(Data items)
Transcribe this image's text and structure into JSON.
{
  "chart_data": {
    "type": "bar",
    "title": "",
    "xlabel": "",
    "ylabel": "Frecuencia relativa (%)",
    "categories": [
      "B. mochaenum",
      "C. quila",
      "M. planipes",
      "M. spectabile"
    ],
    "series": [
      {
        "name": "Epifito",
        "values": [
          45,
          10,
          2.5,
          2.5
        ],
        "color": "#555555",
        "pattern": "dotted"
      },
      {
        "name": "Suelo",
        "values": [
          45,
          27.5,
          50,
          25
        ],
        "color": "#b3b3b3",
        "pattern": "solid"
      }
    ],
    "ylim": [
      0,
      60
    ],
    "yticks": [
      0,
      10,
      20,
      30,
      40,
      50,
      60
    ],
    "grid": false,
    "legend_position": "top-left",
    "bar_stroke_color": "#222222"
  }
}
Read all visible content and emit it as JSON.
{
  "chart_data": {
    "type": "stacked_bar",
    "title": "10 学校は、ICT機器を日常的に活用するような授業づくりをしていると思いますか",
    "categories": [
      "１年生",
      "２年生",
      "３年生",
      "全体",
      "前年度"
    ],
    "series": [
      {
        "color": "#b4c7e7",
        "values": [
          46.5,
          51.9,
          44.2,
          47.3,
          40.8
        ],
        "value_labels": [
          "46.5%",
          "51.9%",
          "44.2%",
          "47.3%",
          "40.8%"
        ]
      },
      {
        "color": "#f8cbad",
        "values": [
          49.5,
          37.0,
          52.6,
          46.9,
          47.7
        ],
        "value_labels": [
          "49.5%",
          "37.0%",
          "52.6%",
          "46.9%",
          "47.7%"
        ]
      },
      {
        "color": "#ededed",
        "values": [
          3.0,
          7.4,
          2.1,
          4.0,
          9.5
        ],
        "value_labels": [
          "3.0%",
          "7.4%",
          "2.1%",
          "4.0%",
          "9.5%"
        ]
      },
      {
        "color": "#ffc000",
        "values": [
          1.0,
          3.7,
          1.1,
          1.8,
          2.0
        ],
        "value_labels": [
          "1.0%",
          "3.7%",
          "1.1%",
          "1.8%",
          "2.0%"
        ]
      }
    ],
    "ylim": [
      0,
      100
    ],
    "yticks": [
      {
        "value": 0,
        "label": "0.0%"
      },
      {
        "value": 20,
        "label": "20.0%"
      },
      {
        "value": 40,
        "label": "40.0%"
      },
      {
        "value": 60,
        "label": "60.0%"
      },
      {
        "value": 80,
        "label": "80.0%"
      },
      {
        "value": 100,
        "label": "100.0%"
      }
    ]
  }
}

◆ Do this ◆
Give back exactly the lines beginning at the one with "Read all visible content and emit it as JSON." and ending at the final line of the material; both boundary lines belong in it.

◆ Answer below ◆
Read all visible content and emit it as JSON.
{
  "chart_data": {
    "type": "stacked_bar",
    "title": "10 学校は、ICT機器を日常的に活用するような授業づくりをしていると思いますか",
    "categories": [
      "１年生",
      "２年生",
      "３年生",
      "全体",
      "前年度"
    ],
    "series": [
      {
        "color": "#b4c7e7",
        "values": [
          46.5,
          51.9,
          44.2,
          47.3,
          40.8
        ],
        "value_labels": [
          "46.5%",
          "51.9%",
          "44.2%",
          "47.3%",
          "40.8%"
        ]
      },
      {
        "color": "#f8cbad",
        "values": [
          49.5,
          37.0,
          52.6,
          46.9,
          47.7
        ],
        "value_labels": [
          "49.5%",
          "37.0%",
          "52.6%",
          "46.9%",
          "47.7%"
        ]
      },
      {
        "color": "#ededed",
        "values": [
          3.0,
          7.4,
          2.1,
          4.0,
          9.5
        ],
        "value_labels": [
          "3.0%",
          "7.4%",
          "2.1%",
          "4.0%",
          "9.5%"
        ]
      },
      {
        "color": "#ffc000",
        "values": [
          1.0,
          3.7,
          1.1,
          1.8,
          2.0
        ],
        "value_labels": [
          "1.0%",
          "3.7%",
          "1.1%",
          "1.8%",
          "2.0%"
        ]
      }
    ],
    "ylim": [
      0,
      100
    ],
    "yticks": [
      {
        "value": 0,
        "label": "0.0%"
      },
      {
        "value": 20,
        "label": "20.0%"
      },
      {
        "value": 40,
        "label": "40.0%"
      },
      {
        "value": 60,
        "label": "60.0%"
      },
      {
        "value": 80,
        "label": "80.0%"
      },
      {
        "value": 100,
        "label": "100.0%"
      }
    ]
  }
}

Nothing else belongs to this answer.